● Consegna esercizio: Ricopia senza alcuna modifica il passo del testo sulla Resistenza che va da "Bobbio e Pavone" a "ideali o meno.".

● Testo proposto:
Bobbio e Pavone convergono su alcuni punti, primo tra tutti la convinzione che la Resistenza sia stata la sovrapposizione di tre guerre (patriottica, di classe, civile), rompendo così precocemente con la sua interpretazione come 'secondo Risorgimento ' e cogliendone gli ampi margini di ambiguità che, nel secondo dopoguerra, faceva sì che tale interpretazione potesse essere, ad es., adottata da un ampio schieramento che andava dai comunisti ai liberali, passando attraverso lo stesso mondo azionista (penso a un Garosci o a un Salvatorelli). Il che implica, sostanzialmente, un cambiamento di paradigma interpretativo, spostando l'attenzione dal 'chi si combatte ' a 'chi ha combattuto ', alle sue idee e alle sue motivazioni, ideali o meno.
Le giornate del luglio 1960 segnarono, da questo punto di vista, una rottura nella stessa memoria della Resistenza. E Bobbio lo colse nel primo testo che viene qui riprodotto, il discorso tenuto nel 1965 in occasione del ventennale della Resistenza in cui, con la chiarezza che gli è sempre stata riconosciuta (e in questo caso con un'insolita, per lui cultore del dubbio, nettezza), pone tutti i temi che abbiamo citato: 1) se le celebrazioni hanno un senso, lo hanno in quanto invito a un esame di coscienza e a una riflessione 2) quale che sia il giudizio che si dà sulla Resistenza, è certo che essa sta alla base dell'Italia contemporanea 3) per dare un giudizio su di essa, bisogna considerare i suoi vari aspetti e la sua complessità. Già in questo discorso del 1965 Bobbio utilizza quindi, in prima approssimazione, una tripartizione: il movimento resistenziale va analizzato come movimento italiano, europeo ed universale. Anche se non usa espressamente il termine 'guerra civile ' (come invece aveva fatto l'anno precedente un altro intellettuale che aveva combattuto la resistenza nelle file azioniste, Luigi Meneghello) scrive di una lotta combattuta contro un nemico esterno e un nemico interno e aggiunge che la Resistenza ha avuto almeno tre significati, di movimento patriottico, antifascista e di emancipazione sociale (non essendo marxista, non usa l'espressione 'lotta di classe '). Riconosce, infine, che è stata combattuta da una minoranza, ma aggiunge, giustamente, che la lotta di questa minoranza non sarebbe stata possibile senza il consenso di più ampi strati della popolazione. Insomma, troviamo già qui tutta una serie di risposte alla storiografia revisionista che si farà viva dieci anni dopo, compreso il senso dei limiti della Resistenza stessa. Scrive Bobbio: 'La Resistenza è stata una riscossa, non una rivoluzione; un risveglio da un cattivo sonno popolato da incubi, non una completa metamorfosi. Ha creato una macchina in gran parte nuova; ma il funzionamento di una macchina dipende dall'abilità e dall'audacia dei manovratori '.

● Dati forniti:

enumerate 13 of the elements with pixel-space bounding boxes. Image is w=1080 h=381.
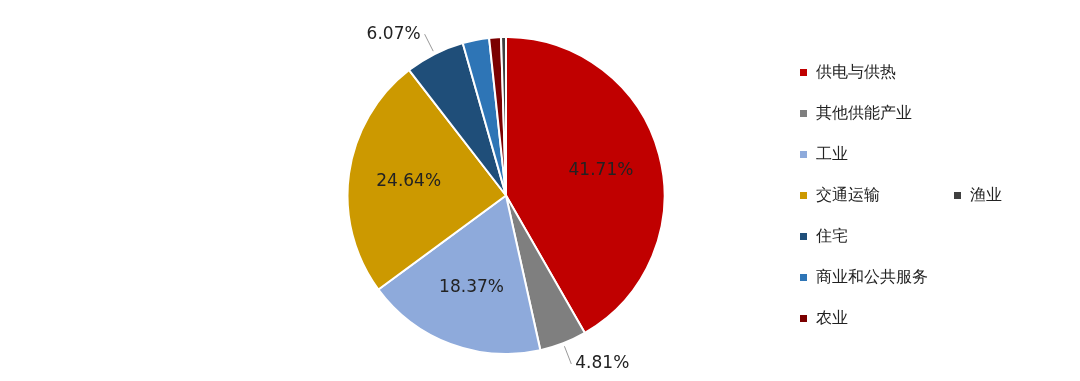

● Soluzione scritta:
Bobbio e Pavone convergono su alcuni punti, primo tra tutti la convinzione che la Resistenza sia stata la sovrapposizione di tre guerre (patriottica, di classe, civile), rompendo così precocemente con la sua interpretazione come 'secondo Risorgimento ' e cogliendone gli ampi margini di ambiguità che, nel secondo dopoguerra, faceva sì che tale interpretazione potesse essere, ad es., adottata da un ampio schieramento che andava dai comunisti ai liberali, passando attraverso lo stesso mondo azionista (penso a un Garosci o a un Salvatorelli). Il che implica, sostanzialmente, un cambiamento di paradigma interpretativo, spostando l'attenzione dal 'chi si combatte ' a 'chi ha combattuto ', alle sue idee e alle sue motivazioni, ideali o meno.